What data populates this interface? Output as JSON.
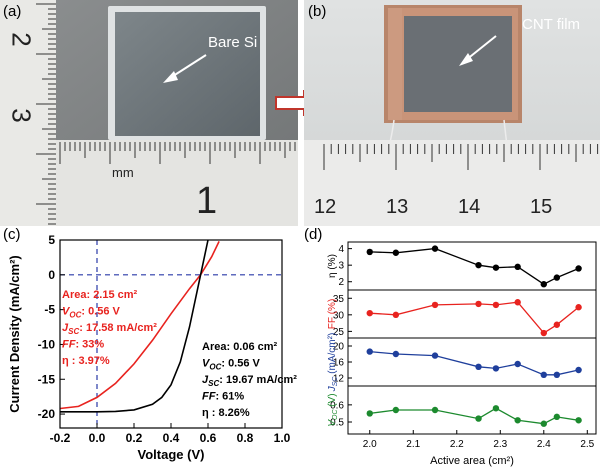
{
  "panels": {
    "a": {
      "label": "(a)",
      "annotation": "Bare Si",
      "ruler_numbers": [
        "2",
        "3",
        "1"
      ],
      "ruler_unit": "mm"
    },
    "b": {
      "label": "(b)",
      "annotation": "CNT film",
      "ruler_numbers": [
        "12",
        "13",
        "14",
        "15"
      ]
    },
    "c": {
      "label": "(c)"
    },
    "d": {
      "label": "(d)"
    }
  },
  "colors": {
    "red": "#e8231f",
    "black": "#000000",
    "blue": "#1f3f9c",
    "green": "#1c8a2e",
    "arrow": "#c0352b",
    "guide": "#2a3aa8"
  },
  "chart_data": [
    {
      "type": "line",
      "xlabel": "Voltage (V)",
      "ylabel": "Current Density (mA/cm²)",
      "xlim": [
        -0.2,
        1.0
      ],
      "ylim": [
        -22,
        5
      ],
      "xticks": [
        "-0.2",
        "0.0",
        "0.2",
        "0.4",
        "0.6",
        "0.8",
        "1.0"
      ],
      "yticks": [
        "5",
        "0",
        "-5",
        "-10",
        "-15",
        "-20"
      ],
      "series": [
        {
          "color": "#e8231f",
          "x": [
            -0.2,
            -0.1,
            0.0,
            0.1,
            0.2,
            0.3,
            0.4,
            0.5,
            0.56,
            0.62,
            0.66
          ],
          "y": [
            -19.2,
            -18.9,
            -17.6,
            -15.6,
            -12.8,
            -9.4,
            -5.6,
            -2.0,
            0.0,
            2.6,
            4.8
          ]
        },
        {
          "color": "#000000",
          "x": [
            -0.2,
            0.0,
            0.1,
            0.2,
            0.3,
            0.35,
            0.4,
            0.45,
            0.5,
            0.56,
            0.6,
            0.64
          ],
          "y": [
            -19.67,
            -19.67,
            -19.62,
            -19.4,
            -18.6,
            -17.6,
            -15.8,
            -12.5,
            -7.5,
            0.0,
            5.0,
            9.5
          ]
        }
      ],
      "annotations": {
        "red": [
          {
            "k": "Area",
            "v": ": 2.15 cm²"
          },
          {
            "k": "V",
            "sub": "OC",
            "v": ": 0.56 V"
          },
          {
            "k": "J",
            "sub": "SC",
            "v": ": 17.58 mA/cm²"
          },
          {
            "k": "FF",
            "v": ": 33%"
          },
          {
            "k": "η",
            "v": " : 3.97%"
          }
        ],
        "black": [
          {
            "k": "Area",
            "v": ": 0.06 cm²"
          },
          {
            "k": "V",
            "sub": "OC",
            "v": ": 0.56 V"
          },
          {
            "k": "J",
            "sub": "SC",
            "v": ": 19.67 mA/cm²"
          },
          {
            "k": "FF",
            "v": ": 61%"
          },
          {
            "k": "η",
            "v": " : 8.26%"
          }
        ]
      }
    },
    {
      "type": "line",
      "xlabel": "Active area (cm²)",
      "xlim": [
        1.95,
        2.52
      ],
      "xticks": [
        "2.0",
        "2.1",
        "2.2",
        "2.3",
        "2.4",
        "2.5"
      ],
      "x": [
        2.0,
        2.06,
        2.15,
        2.25,
        2.29,
        2.34,
        2.4,
        2.43,
        2.48
      ],
      "subplots": [
        {
          "ylabel": "η (%)",
          "color": "#000000",
          "ylim": [
            1.5,
            4.4
          ],
          "yticks": [
            "2",
            "3",
            "4"
          ],
          "values": [
            3.8,
            3.75,
            4.0,
            3.0,
            2.85,
            2.9,
            1.85,
            2.25,
            2.8
          ]
        },
        {
          "ylabel": "FF (%)",
          "color": "#e8231f",
          "ylim": [
            23,
            37.5
          ],
          "yticks": [
            "25",
            "30",
            "35"
          ],
          "values": [
            30.5,
            30,
            33,
            33.3,
            33,
            33.8,
            24.5,
            27,
            32.3
          ]
        },
        {
          "ylabel": "J_SC (mA/cm²)",
          "color": "#1f3f9c",
          "ylim": [
            10,
            22
          ],
          "yticks": [
            "12",
            "16",
            "20"
          ],
          "values": [
            18.6,
            18,
            17.6,
            14.8,
            14.4,
            15.5,
            12.8,
            12.8,
            14
          ]
        },
        {
          "ylabel": "V_OC (V)",
          "color": "#1c8a2e",
          "ylim": [
            0.43,
            0.71
          ],
          "yticks": [
            "0.5",
            "0.6"
          ],
          "values": [
            0.55,
            0.57,
            0.57,
            0.52,
            0.58,
            0.51,
            0.49,
            0.53,
            0.51
          ]
        }
      ]
    }
  ]
}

+ + + + + + +

## EXERCISE DESCRIPTION
Every line is to be duplicated exactly, though pictures stay out.

## RESPONSE TO THIS EXERCISE
What data populates this interface? Output as JSON.
{
  "panels": {
    "a": {
      "label": "(a)",
      "annotation": "Bare Si",
      "ruler_numbers": [
        "2",
        "3",
        "1"
      ],
      "ruler_unit": "mm"
    },
    "b": {
      "label": "(b)",
      "annotation": "CNT film",
      "ruler_numbers": [
        "12",
        "13",
        "14",
        "15"
      ]
    },
    "c": {
      "label": "(c)"
    },
    "d": {
      "label": "(d)"
    }
  },
  "colors": {
    "red": "#e8231f",
    "black": "#000000",
    "blue": "#1f3f9c",
    "green": "#1c8a2e",
    "arrow": "#c0352b",
    "guide": "#2a3aa8"
  },
  "chart_data": [
    {
      "type": "line",
      "xlabel": "Voltage (V)",
      "ylabel": "Current Density (mA/cm²)",
      "xlim": [
        -0.2,
        1.0
      ],
      "ylim": [
        -22,
        5
      ],
      "xticks": [
        "-0.2",
        "0.0",
        "0.2",
        "0.4",
        "0.6",
        "0.8",
        "1.0"
      ],
      "yticks": [
        "5",
        "0",
        "-5",
        "-10",
        "-15",
        "-20"
      ],
      "series": [
        {
          "color": "#e8231f",
          "x": [
            -0.2,
            -0.1,
            0.0,
            0.1,
            0.2,
            0.3,
            0.4,
            0.5,
            0.56,
            0.62,
            0.66
          ],
          "y": [
            -19.2,
            -18.9,
            -17.6,
            -15.6,
            -12.8,
            -9.4,
            -5.6,
            -2.0,
            0.0,
            2.6,
            4.8
          ]
        },
        {
          "color": "#000000",
          "x": [
            -0.2,
            0.0,
            0.1,
            0.2,
            0.3,
            0.35,
            0.4,
            0.45,
            0.5,
            0.56,
            0.6,
            0.64
          ],
          "y": [
            -19.67,
            -19.67,
            -19.62,
            -19.4,
            -18.6,
            -17.6,
            -15.8,
            -12.5,
            -7.5,
            0.0,
            5.0,
            9.5
          ]
        }
      ],
      "annotations": {
        "red": [
          {
            "k": "Area",
            "v": ": 2.15 cm²"
          },
          {
            "k": "V",
            "sub": "OC",
            "v": ": 0.56 V"
          },
          {
            "k": "J",
            "sub": "SC",
            "v": ": 17.58 mA/cm²"
          },
          {
            "k": "FF",
            "v": ": 33%"
          },
          {
            "k": "η",
            "v": " : 3.97%"
          }
        ],
        "black": [
          {
            "k": "Area",
            "v": ": 0.06 cm²"
          },
          {
            "k": "V",
            "sub": "OC",
            "v": ": 0.56 V"
          },
          {
            "k": "J",
            "sub": "SC",
            "v": ": 19.67 mA/cm²"
          },
          {
            "k": "FF",
            "v": ": 61%"
          },
          {
            "k": "η",
            "v": " : 8.26%"
          }
        ]
      }
    },
    {
      "type": "line",
      "xlabel": "Active area (cm²)",
      "xlim": [
        1.95,
        2.52
      ],
      "xticks": [
        "2.0",
        "2.1",
        "2.2",
        "2.3",
        "2.4",
        "2.5"
      ],
      "x": [
        2.0,
        2.06,
        2.15,
        2.25,
        2.29,
        2.34,
        2.4,
        2.43,
        2.48
      ],
      "subplots": [
        {
          "ylabel": "η (%)",
          "color": "#000000",
          "ylim": [
            1.5,
            4.4
          ],
          "yticks": [
            "2",
            "3",
            "4"
          ],
          "values": [
            3.8,
            3.75,
            4.0,
            3.0,
            2.85,
            2.9,
            1.85,
            2.25,
            2.8
          ]
        },
        {
          "ylabel": "FF (%)",
          "color": "#e8231f",
          "ylim": [
            23,
            37.5
          ],
          "yticks": [
            "25",
            "30",
            "35"
          ],
          "values": [
            30.5,
            30,
            33,
            33.3,
            33,
            33.8,
            24.5,
            27,
            32.3
          ]
        },
        {
          "ylabel": "J_SC (mA/cm²)",
          "color": "#1f3f9c",
          "ylim": [
            10,
            22
          ],
          "yticks": [
            "12",
            "16",
            "20"
          ],
          "values": [
            18.6,
            18,
            17.6,
            14.8,
            14.4,
            15.5,
            12.8,
            12.8,
            14
          ]
        },
        {
          "ylabel": "V_OC (V)",
          "color": "#1c8a2e",
          "ylim": [
            0.43,
            0.71
          ],
          "yticks": [
            "0.5",
            "0.6"
          ],
          "values": [
            0.55,
            0.57,
            0.57,
            0.52,
            0.58,
            0.51,
            0.49,
            0.53,
            0.51
          ]
        }
      ]
    }
  ]
}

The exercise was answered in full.